| TASK OBJECTIVE |
How many lines of the entries below include the word "installation"? Answer with the number alone.

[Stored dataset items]
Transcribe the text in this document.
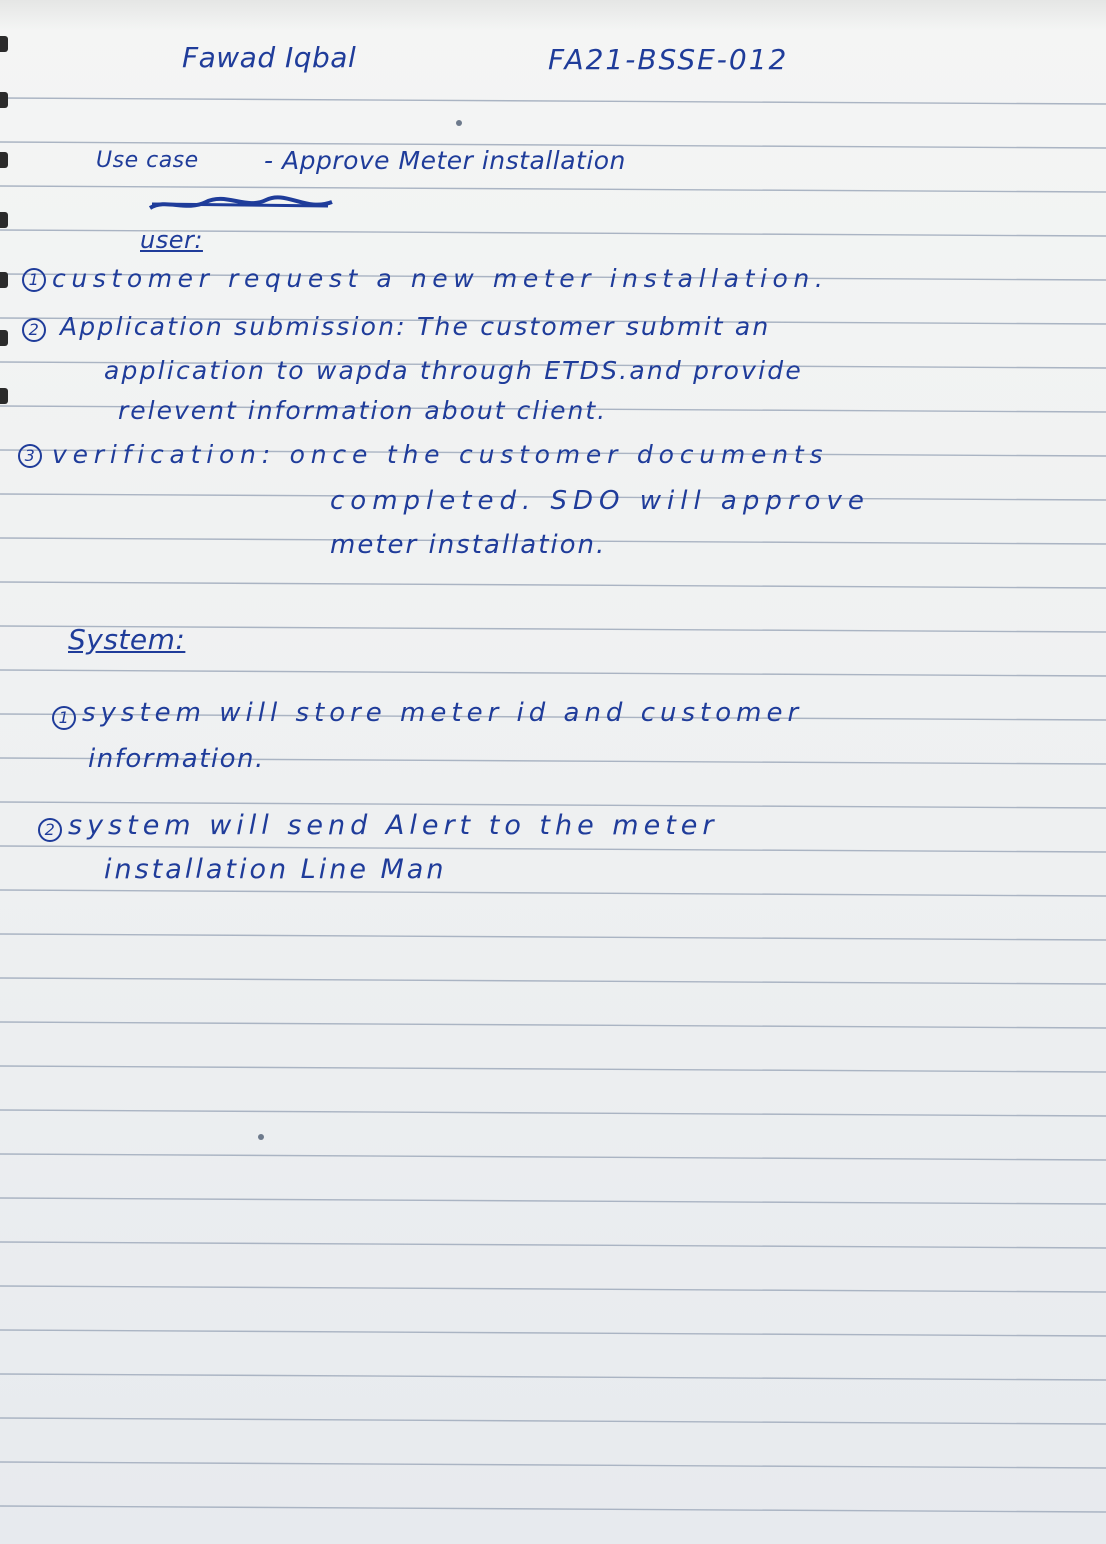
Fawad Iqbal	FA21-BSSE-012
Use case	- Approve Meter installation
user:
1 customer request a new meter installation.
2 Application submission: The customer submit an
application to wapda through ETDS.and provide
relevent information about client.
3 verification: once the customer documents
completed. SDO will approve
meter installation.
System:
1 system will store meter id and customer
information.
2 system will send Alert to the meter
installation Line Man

| SOLUTION TO THIS EXERCISE |
4